INSTRUCTION: Skip the pictures and extract all of the lines exactly as written.

## begin INPUT ROWS

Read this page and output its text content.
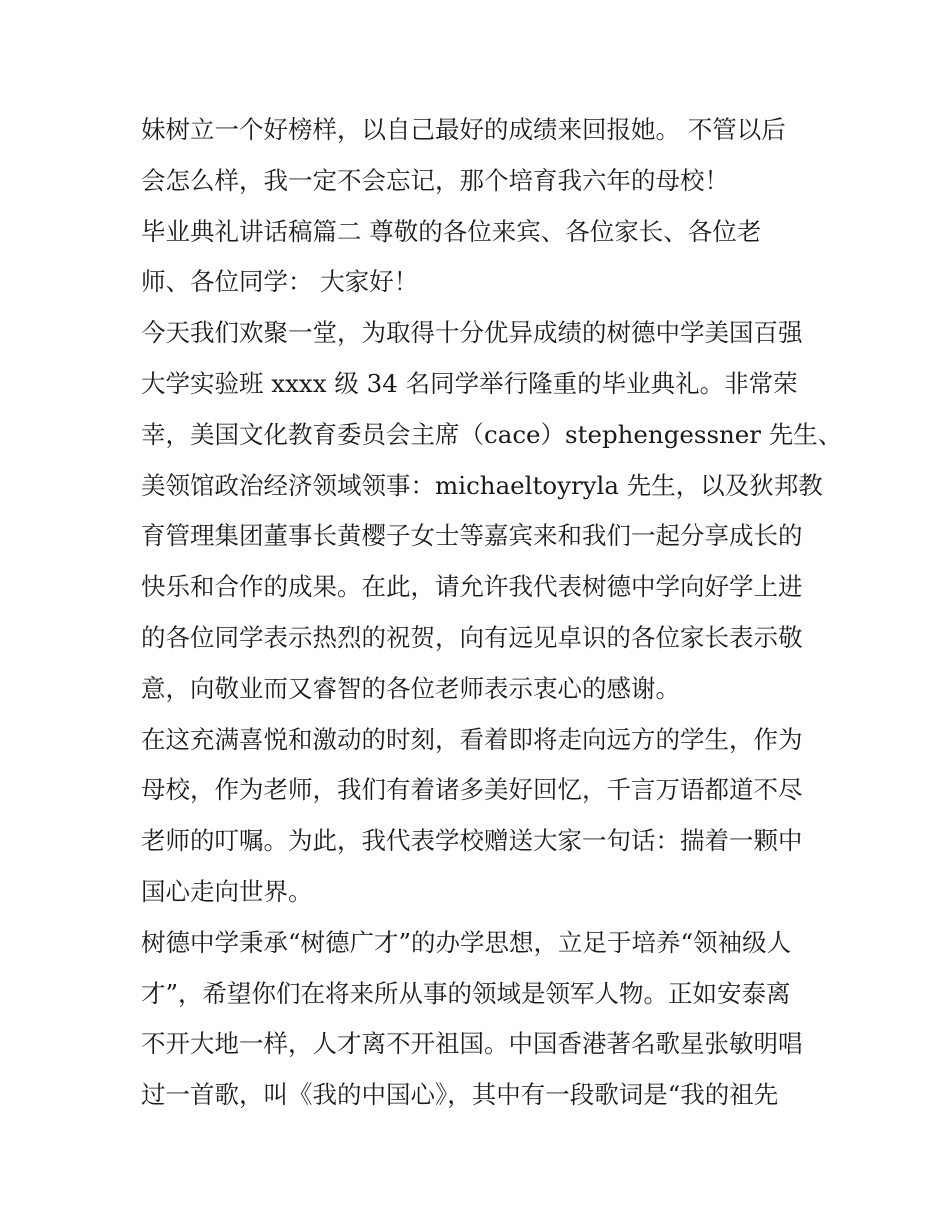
妹树立一个好榜样，以自己最好的成绩来回报她。 不管以后
会怎么样，我一定不会忘记，那个培育我六年的母校！
毕业典礼讲话稿篇二 尊敬的各位来宾、各位家长、各位老
师、各位同学： 大家好！
今天我们欢聚一堂，为取得十分优异成绩的树德中学美国百强
大学实验班 xxxx 级 34 名同学举行隆重的毕业典礼。非常荣
幸，美国文化教育委员会主席（cace）stephengessner 先生、
美领馆政治经济领域领事：michaeltoyryla 先生，以及狄邦教
育管理集团董事长黄樱子女士等嘉宾来和我们一起分享成长的
快乐和合作的成果。在此，请允许我代表树德中学向好学上进
的各位同学表示热烈的祝贺，向有远见卓识的各位家长表示敬
意，向敬业而又睿智的各位老师表示衷心的感谢。
在这充满喜悦和激动的时刻，看着即将走向远方的学生，作为
母校，作为老师，我们有着诸多美好回忆，千言万语都道不尽
老师的叮嘱。为此，我代表学校赠送大家一句话：揣着一颗中
国心走向世界。
树德中学秉承“树德广才”的办学思想，立足于培养“领袖级人
才”，希望你们在将来所从事的领域是领军人物。正如安泰离
不开大地一样，人才离不开祖国。中国香港著名歌星张敏明唱
过一首歌，叫《我的中国心》，其中有一段歌词是“我的祖先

## end INPUT ROWS

WRITTEN ANSWER:
Read this page and output its text content.
妹树立一个好榜样，以自己最好的成绩来回报她。 不管以后
会怎么样，我一定不会忘记，那个培育我六年的母校！
毕业典礼讲话稿篇二 尊敬的各位来宾、各位家长、各位老
师、各位同学： 大家好！
今天我们欢聚一堂，为取得十分优异成绩的树德中学美国百强
大学实验班 xxxx 级 34 名同学举行隆重的毕业典礼。非常荣
幸，美国文化教育委员会主席（cace）stephengessner 先生、
美领馆政治经济领域领事：michaeltoyryla 先生，以及狄邦教
育管理集团董事长黄樱子女士等嘉宾来和我们一起分享成长的
快乐和合作的成果。在此，请允许我代表树德中学向好学上进
的各位同学表示热烈的祝贺，向有远见卓识的各位家长表示敬
意，向敬业而又睿智的各位老师表示衷心的感谢。
在这充满喜悦和激动的时刻，看着即将走向远方的学生，作为
母校，作为老师，我们有着诸多美好回忆，千言万语都道不尽
老师的叮嘱。为此，我代表学校赠送大家一句话：揣着一颗中
国心走向世界。
树德中学秉承“树德广才”的办学思想，立足于培养“领袖级人
才”，希望你们在将来所从事的领域是领军人物。正如安泰离
不开大地一样，人才离不开祖国。中国香港著名歌星张敏明唱
过一首歌，叫《我的中国心》，其中有一段歌词是“我的祖先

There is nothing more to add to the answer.